-- Problem to work on --
Return only the number of lines holding the word "Rushi".
--- START Recorded data ---
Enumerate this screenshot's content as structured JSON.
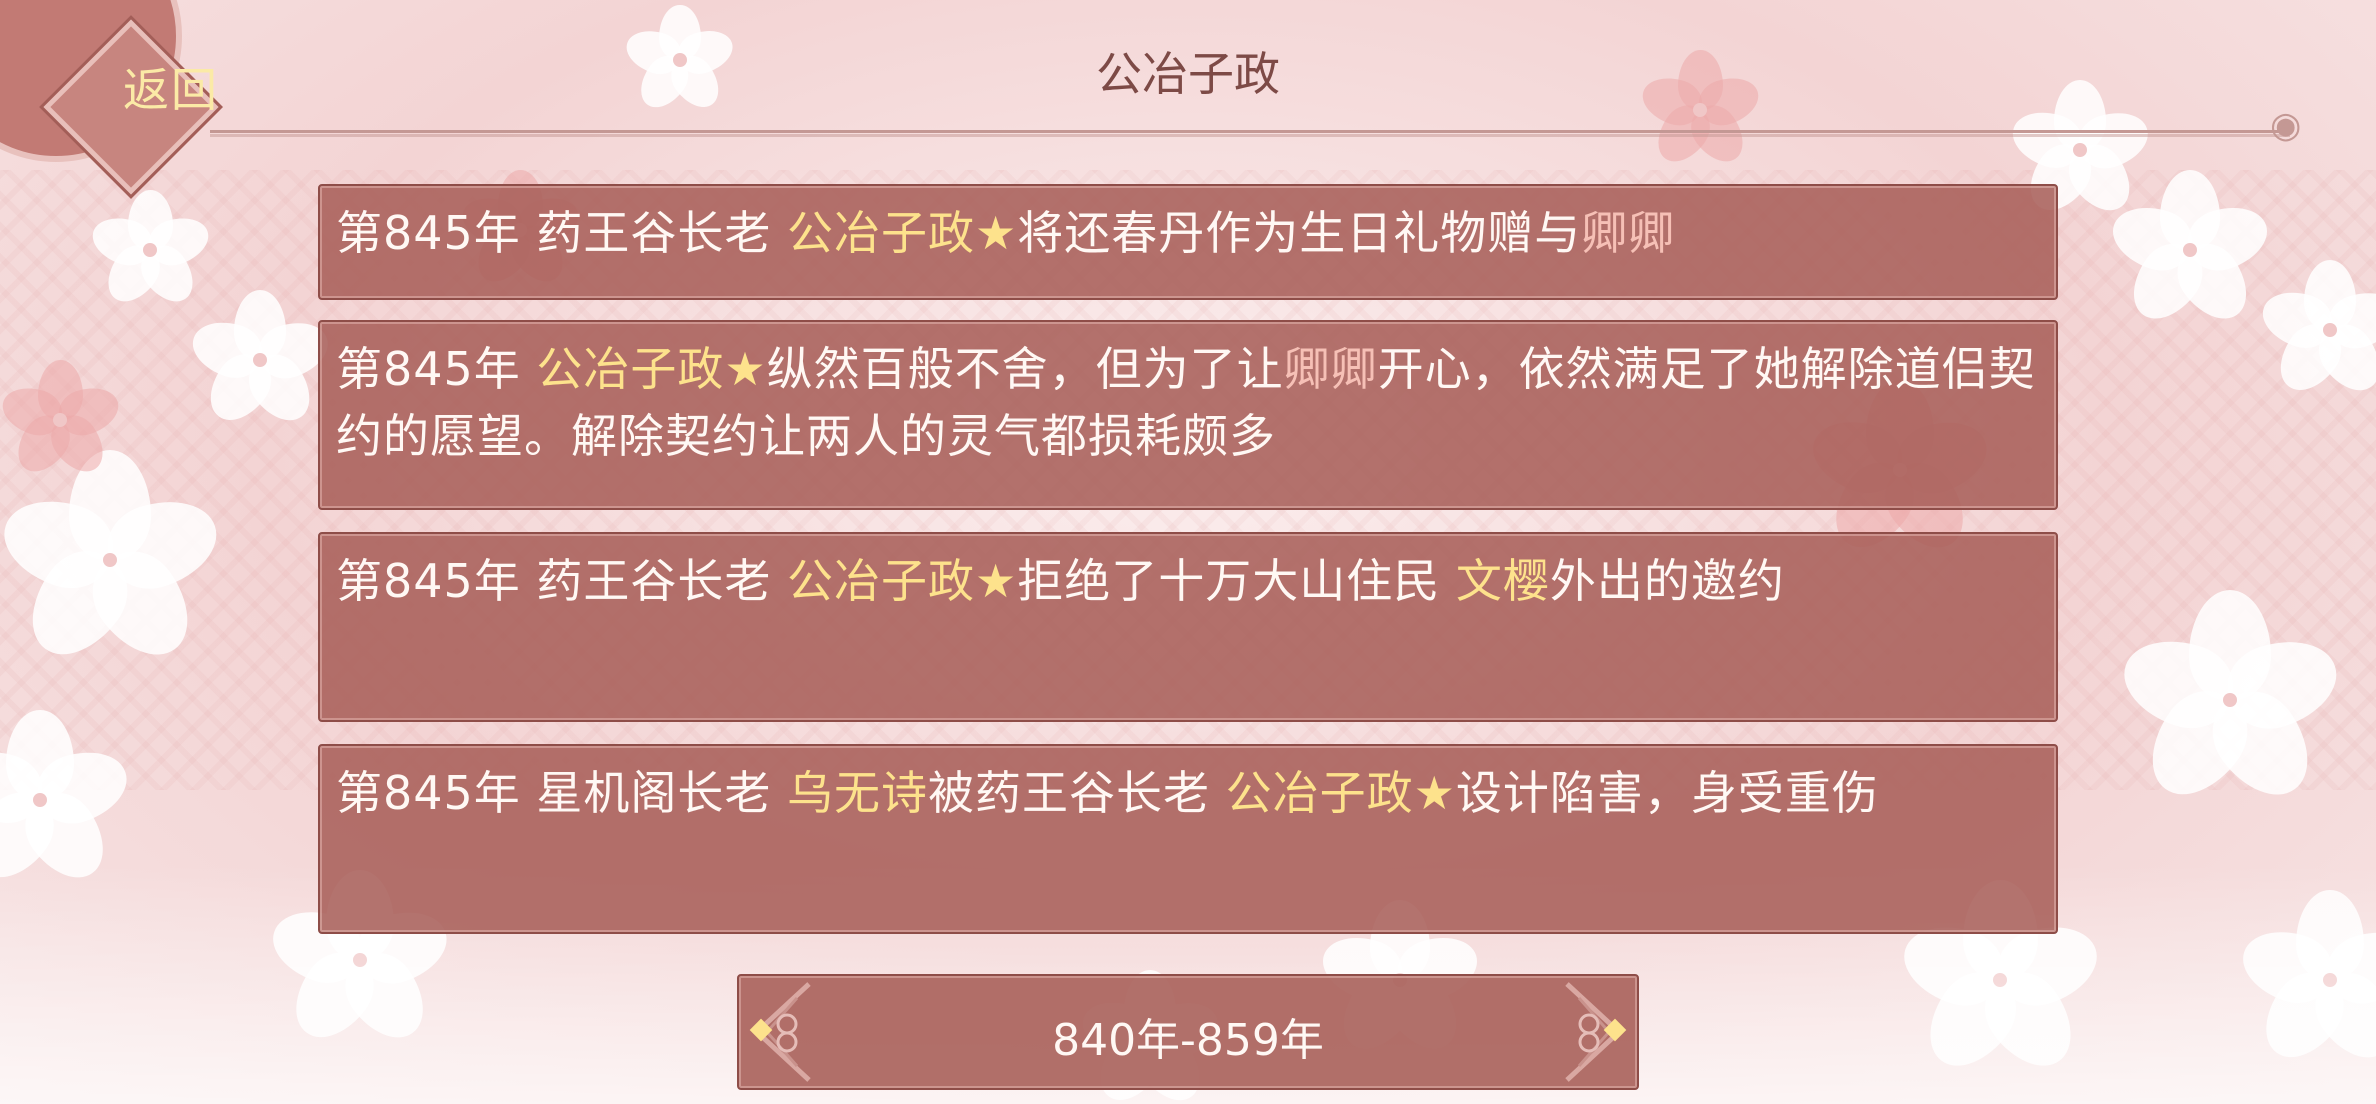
{
  "header": {
    "back_label": "返回",
    "title": "公冶子政"
  },
  "events": [
    {
      "segments": [
        {
          "text": "第845年 药王谷长老 ",
          "style": "plain"
        },
        {
          "text": "公冶子政★",
          "style": "gold"
        },
        {
          "text": "将还春丹作为生日礼物赠与",
          "style": "plain"
        },
        {
          "text": "卿卿",
          "style": "pink"
        }
      ]
    },
    {
      "segments": [
        {
          "text": "第845年 ",
          "style": "plain"
        },
        {
          "text": "公冶子政★",
          "style": "gold"
        },
        {
          "text": "纵然百般不舍，但为了让",
          "style": "plain"
        },
        {
          "text": "卿卿",
          "style": "pink"
        },
        {
          "text": "开心，依然满足了她解除道侣契约的愿望。解除契约让两人的灵气都损耗颇多",
          "style": "plain"
        }
      ]
    },
    {
      "segments": [
        {
          "text": "第845年 药王谷长老 ",
          "style": "plain"
        },
        {
          "text": "公冶子政★",
          "style": "gold"
        },
        {
          "text": "拒绝了十万大山住民 ",
          "style": "plain"
        },
        {
          "text": "文樱",
          "style": "gold"
        },
        {
          "text": "外出的邀约",
          "style": "plain"
        }
      ]
    },
    {
      "segments": [
        {
          "text": "第845年 星机阁长老 ",
          "style": "plain"
        },
        {
          "text": "乌无诗",
          "style": "gold"
        },
        {
          "text": "被药王谷长老 ",
          "style": "plain"
        },
        {
          "text": "公冶子政★",
          "style": "gold"
        },
        {
          "text": "设计陷害，身受重伤",
          "style": "plain"
        }
      ]
    }
  ],
  "period_selector": {
    "label": "840年-859年",
    "prev_icon": "ornate-left-arrow-icon",
    "next_icon": "ornate-right-arrow-icon"
  },
  "colors": {
    "card_bg": "#a8605a",
    "highlight_gold": "#fde28c",
    "highlight_pink": "#f6c0b6",
    "title_text": "#7d4a46",
    "back_label": "#fbeaa6"
  }
}
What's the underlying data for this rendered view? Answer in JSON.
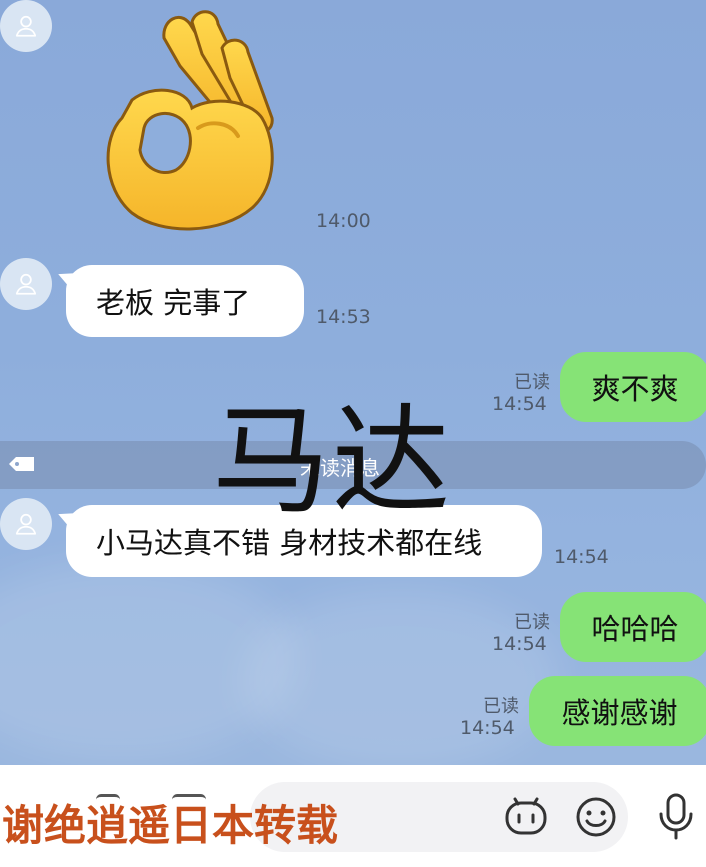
{
  "messages": [
    {
      "type": "sticker",
      "sender": "them",
      "sticker": "ok-hand-emoji",
      "time": "14:00"
    },
    {
      "type": "text",
      "sender": "them",
      "text": "老板 完事了",
      "time": "14:53"
    },
    {
      "type": "text",
      "sender": "me",
      "text": "爽不爽",
      "read": "已读",
      "time": "14:54"
    },
    {
      "type": "text",
      "sender": "them",
      "text": "小马达真不错 身材技术都在线",
      "time": "14:54"
    },
    {
      "type": "text",
      "sender": "me",
      "text": "哈哈哈",
      "read": "已读",
      "time": "14:54"
    },
    {
      "type": "text",
      "sender": "me",
      "text": "感谢感谢",
      "read": "已读",
      "time": "14:54"
    }
  ],
  "unread_divider": {
    "label": "未读消息",
    "icon": "tag-icon"
  },
  "overlay_text": "马达",
  "watermark": "谢绝逍遥日本转载",
  "input_bar": {
    "icons": [
      "robot-icon",
      "emoji-icon",
      "microphone-icon"
    ]
  },
  "colors": {
    "background": "#8eaedc",
    "incoming_bubble": "#ffffff",
    "outgoing_bubble": "#86e376",
    "watermark": "#c8501c"
  }
}
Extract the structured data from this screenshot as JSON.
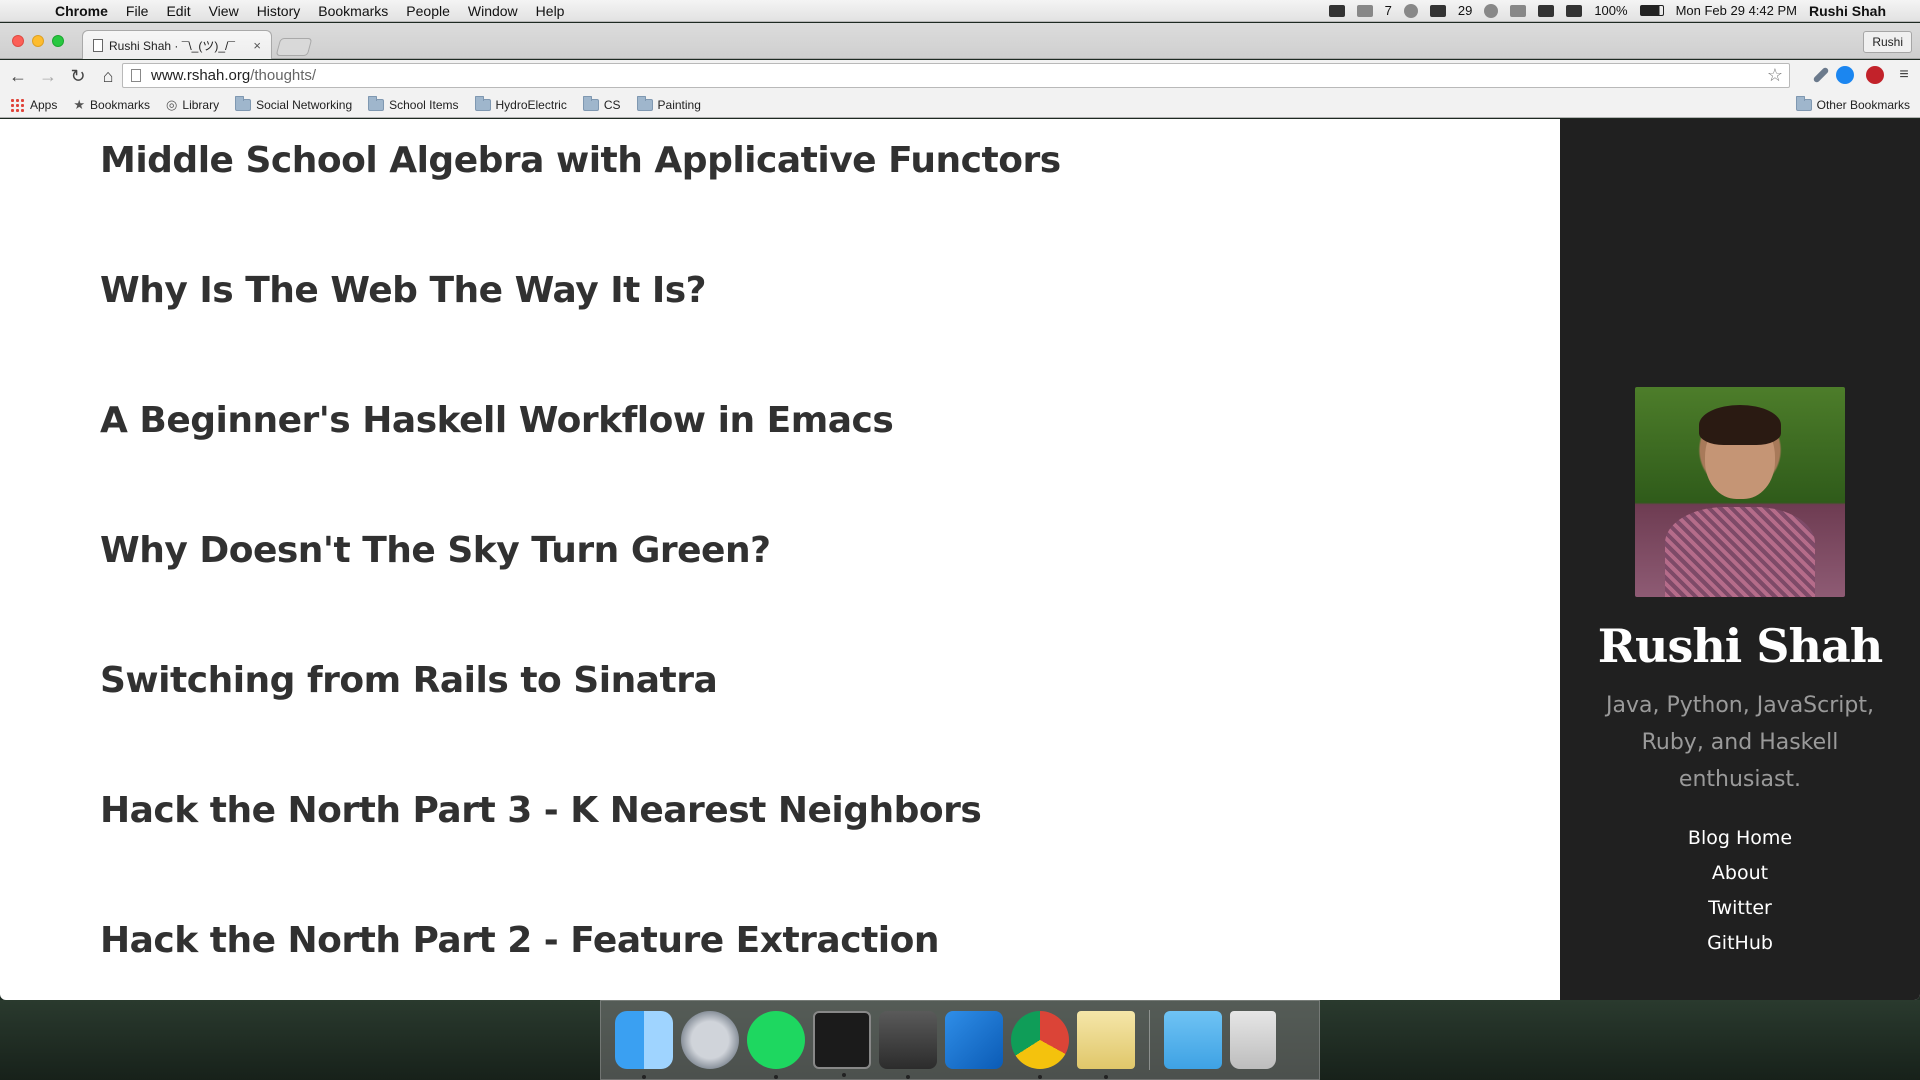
{
  "menubar": {
    "app": "Chrome",
    "items": [
      "File",
      "Edit",
      "View",
      "History",
      "Bookmarks",
      "People",
      "Window",
      "Help"
    ],
    "status": {
      "notification_count": "7",
      "calendar_day": "29",
      "battery": "100%",
      "datetime": "Mon Feb 29  4:42 PM",
      "user": "Rushi Shah"
    }
  },
  "browser": {
    "tab_title": "Rushi Shah · ¯\\_(ツ)_/¯",
    "tab_close": "×",
    "profile": "Rushi",
    "url_domain": "www.rshah.org",
    "url_path": "/thoughts/",
    "bookmarks": [
      {
        "label": "Apps",
        "icon": "apps-grid-icon"
      },
      {
        "label": "Bookmarks",
        "icon": "star-icon"
      },
      {
        "label": "Library",
        "icon": "library-icon"
      },
      {
        "label": "Social Networking",
        "icon": "folder-icon"
      },
      {
        "label": "School Items",
        "icon": "folder-icon"
      },
      {
        "label": "HydroElectric",
        "icon": "folder-icon"
      },
      {
        "label": "CS",
        "icon": "folder-icon"
      },
      {
        "label": "Painting",
        "icon": "folder-icon"
      }
    ],
    "other_bookmarks": "Other Bookmarks"
  },
  "page": {
    "posts": [
      "Middle School Algebra with Applicative Functors",
      "Why Is The Web The Way It Is?",
      "A Beginner's Haskell Workflow in Emacs",
      "Why Doesn't The Sky Turn Green?",
      "Switching from Rails to Sinatra",
      "Hack the North Part 3 - K Nearest Neighbors",
      "Hack the North Part 2 - Feature Extraction"
    ],
    "sidebar": {
      "name": "Rushi Shah",
      "tagline": "Java, Python, JavaScript, Ruby, and Haskell enthusiast.",
      "nav": [
        "Blog Home",
        "About",
        "Twitter",
        "GitHub"
      ]
    }
  },
  "dock": [
    "finder",
    "launchpad",
    "spotify",
    "terminal",
    "sublime-text",
    "word",
    "chrome",
    "preview",
    "downloads",
    "trash"
  ]
}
--- END Recorded data ---
-- Result below --
4